- _TASK OBJECTIVE_:
Return every one of the items below unchanged, keeping each line as it stands and in the same order.
[begin TASK MATERIAL]
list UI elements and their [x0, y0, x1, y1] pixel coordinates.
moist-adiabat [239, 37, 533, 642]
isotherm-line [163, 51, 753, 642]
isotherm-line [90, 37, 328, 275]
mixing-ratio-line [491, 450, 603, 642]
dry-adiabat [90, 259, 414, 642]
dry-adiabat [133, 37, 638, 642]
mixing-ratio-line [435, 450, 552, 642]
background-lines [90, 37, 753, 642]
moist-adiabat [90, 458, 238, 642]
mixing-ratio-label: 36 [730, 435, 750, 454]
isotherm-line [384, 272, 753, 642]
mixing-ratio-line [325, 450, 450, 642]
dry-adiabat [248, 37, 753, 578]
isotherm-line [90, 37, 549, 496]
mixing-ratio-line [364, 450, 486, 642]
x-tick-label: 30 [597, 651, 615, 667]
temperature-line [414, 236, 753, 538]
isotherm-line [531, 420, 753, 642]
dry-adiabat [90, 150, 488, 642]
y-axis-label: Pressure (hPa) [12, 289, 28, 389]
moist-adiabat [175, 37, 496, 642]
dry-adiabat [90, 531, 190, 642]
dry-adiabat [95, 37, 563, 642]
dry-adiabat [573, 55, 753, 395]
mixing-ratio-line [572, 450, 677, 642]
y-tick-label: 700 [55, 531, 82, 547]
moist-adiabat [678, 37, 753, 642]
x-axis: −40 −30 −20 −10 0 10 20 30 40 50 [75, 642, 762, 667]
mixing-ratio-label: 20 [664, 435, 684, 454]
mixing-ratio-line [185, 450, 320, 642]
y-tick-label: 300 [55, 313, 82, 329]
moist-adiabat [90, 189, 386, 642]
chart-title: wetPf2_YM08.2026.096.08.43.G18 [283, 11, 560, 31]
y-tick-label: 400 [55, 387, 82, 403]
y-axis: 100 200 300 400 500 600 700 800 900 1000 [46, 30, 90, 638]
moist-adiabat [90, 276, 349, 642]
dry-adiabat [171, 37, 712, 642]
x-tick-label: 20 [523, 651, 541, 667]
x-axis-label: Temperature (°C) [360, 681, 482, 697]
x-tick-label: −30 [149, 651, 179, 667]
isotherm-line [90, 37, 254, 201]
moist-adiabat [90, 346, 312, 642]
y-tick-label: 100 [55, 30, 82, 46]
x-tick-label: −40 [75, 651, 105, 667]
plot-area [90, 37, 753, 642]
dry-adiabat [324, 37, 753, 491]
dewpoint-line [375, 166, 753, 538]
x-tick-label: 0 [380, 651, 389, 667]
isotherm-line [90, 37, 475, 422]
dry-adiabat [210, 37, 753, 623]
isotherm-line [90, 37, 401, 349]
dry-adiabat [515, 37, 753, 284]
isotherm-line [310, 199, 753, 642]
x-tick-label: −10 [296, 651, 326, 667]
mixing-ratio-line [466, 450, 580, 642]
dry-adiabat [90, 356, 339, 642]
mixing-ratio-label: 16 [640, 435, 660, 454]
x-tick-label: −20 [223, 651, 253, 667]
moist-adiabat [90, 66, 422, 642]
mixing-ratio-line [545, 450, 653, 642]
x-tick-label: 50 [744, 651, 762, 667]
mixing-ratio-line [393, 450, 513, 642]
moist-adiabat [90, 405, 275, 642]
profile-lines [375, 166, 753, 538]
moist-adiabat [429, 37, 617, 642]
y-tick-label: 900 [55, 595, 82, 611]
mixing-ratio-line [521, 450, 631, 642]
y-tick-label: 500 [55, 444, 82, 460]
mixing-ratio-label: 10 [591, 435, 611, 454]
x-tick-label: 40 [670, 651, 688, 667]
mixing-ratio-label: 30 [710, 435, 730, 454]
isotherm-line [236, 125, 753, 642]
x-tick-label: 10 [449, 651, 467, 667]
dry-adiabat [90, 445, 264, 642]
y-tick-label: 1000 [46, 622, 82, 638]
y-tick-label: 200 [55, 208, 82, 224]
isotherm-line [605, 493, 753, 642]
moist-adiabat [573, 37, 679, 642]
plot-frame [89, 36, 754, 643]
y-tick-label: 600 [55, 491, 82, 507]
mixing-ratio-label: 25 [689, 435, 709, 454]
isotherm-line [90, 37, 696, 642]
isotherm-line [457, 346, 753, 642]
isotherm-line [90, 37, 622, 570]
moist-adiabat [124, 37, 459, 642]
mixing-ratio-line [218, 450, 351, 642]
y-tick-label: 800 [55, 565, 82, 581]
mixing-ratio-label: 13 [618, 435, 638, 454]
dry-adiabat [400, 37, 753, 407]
[end TASK MATERIAL]
- _SOLUTION FOR THIS PROBLEM_:
list UI elements and their [x0, y0, x1, y1] pixel coordinates.
moist-adiabat [239, 37, 533, 642]
isotherm-line [163, 51, 753, 642]
isotherm-line [90, 37, 328, 275]
mixing-ratio-line [491, 450, 603, 642]
dry-adiabat [90, 259, 414, 642]
dry-adiabat [133, 37, 638, 642]
mixing-ratio-line [435, 450, 552, 642]
background-lines [90, 37, 753, 642]
moist-adiabat [90, 458, 238, 642]
mixing-ratio-label: 36 [730, 435, 750, 454]
isotherm-line [384, 272, 753, 642]
mixing-ratio-line [325, 450, 450, 642]
dry-adiabat [248, 37, 753, 578]
isotherm-line [90, 37, 549, 496]
mixing-ratio-line [364, 450, 486, 642]
x-tick-label: 30 [597, 651, 615, 667]
temperature-line [414, 236, 753, 538]
isotherm-line [531, 420, 753, 642]
dry-adiabat [90, 150, 488, 642]
y-axis-label: Pressure (hPa) [12, 289, 28, 389]
moist-adiabat [175, 37, 496, 642]
dry-adiabat [90, 531, 190, 642]
dry-adiabat [95, 37, 563, 642]
dry-adiabat [573, 55, 753, 395]
mixing-ratio-line [572, 450, 677, 642]
y-tick-label: 700 [55, 531, 82, 547]
moist-adiabat [678, 37, 753, 642]
x-axis: −40 −30 −20 −10 0 10 20 30 40 50 [75, 642, 762, 667]
mixing-ratio-label: 20 [664, 435, 684, 454]
mixing-ratio-line [185, 450, 320, 642]
y-tick-label: 300 [55, 313, 82, 329]
moist-adiabat [90, 189, 386, 642]
chart-title: wetPf2_YM08.2026.096.08.43.G18 [283, 11, 560, 31]
y-tick-label: 400 [55, 387, 82, 403]
y-axis: 100 200 300 400 500 600 700 800 900 1000 [46, 30, 90, 638]
moist-adiabat [90, 276, 349, 642]
dry-adiabat [171, 37, 712, 642]
x-tick-label: 20 [523, 651, 541, 667]
x-axis-label: Temperature (°C) [360, 681, 482, 697]
x-tick-label: −30 [149, 651, 179, 667]
isotherm-line [90, 37, 254, 201]
moist-adiabat [90, 346, 312, 642]
y-tick-label: 100 [55, 30, 82, 46]
x-tick-label: −40 [75, 651, 105, 667]
plot-area [90, 37, 753, 642]
dry-adiabat [324, 37, 753, 491]
dewpoint-line [375, 166, 753, 538]
x-tick-label: 0 [380, 651, 389, 667]
isotherm-line [90, 37, 475, 422]
dry-adiabat [210, 37, 753, 623]
isotherm-line [90, 37, 401, 349]
dry-adiabat [515, 37, 753, 284]
isotherm-line [310, 199, 753, 642]
x-tick-label: −10 [296, 651, 326, 667]
mixing-ratio-line [466, 450, 580, 642]
dry-adiabat [90, 356, 339, 642]
mixing-ratio-label: 16 [640, 435, 660, 454]
x-tick-label: −20 [223, 651, 253, 667]
moist-adiabat [90, 66, 422, 642]
mixing-ratio-line [545, 450, 653, 642]
x-tick-label: 50 [744, 651, 762, 667]
mixing-ratio-line [393, 450, 513, 642]
moist-adiabat [90, 405, 275, 642]
profile-lines [375, 166, 753, 538]
moist-adiabat [429, 37, 617, 642]
y-tick-label: 900 [55, 595, 82, 611]
mixing-ratio-line [521, 450, 631, 642]
y-tick-label: 500 [55, 444, 82, 460]
mixing-ratio-label: 10 [591, 435, 611, 454]
x-tick-label: 40 [670, 651, 688, 667]
mixing-ratio-label: 30 [710, 435, 730, 454]
isotherm-line [236, 125, 753, 642]
x-tick-label: 10 [449, 651, 467, 667]
dry-adiabat [90, 445, 264, 642]
y-tick-label: 1000 [46, 622, 82, 638]
y-tick-label: 200 [55, 208, 82, 224]
isotherm-line [605, 493, 753, 642]
moist-adiabat [573, 37, 679, 642]
plot-frame [89, 36, 754, 643]
y-tick-label: 600 [55, 491, 82, 507]
mixing-ratio-label: 25 [689, 435, 709, 454]
isotherm-line [90, 37, 696, 642]
isotherm-line [457, 346, 753, 642]
isotherm-line [90, 37, 622, 570]
moist-adiabat [124, 37, 459, 642]
mixing-ratio-line [218, 450, 351, 642]
y-tick-label: 800 [55, 565, 82, 581]
mixing-ratio-label: 13 [618, 435, 638, 454]
dry-adiabat [400, 37, 753, 407]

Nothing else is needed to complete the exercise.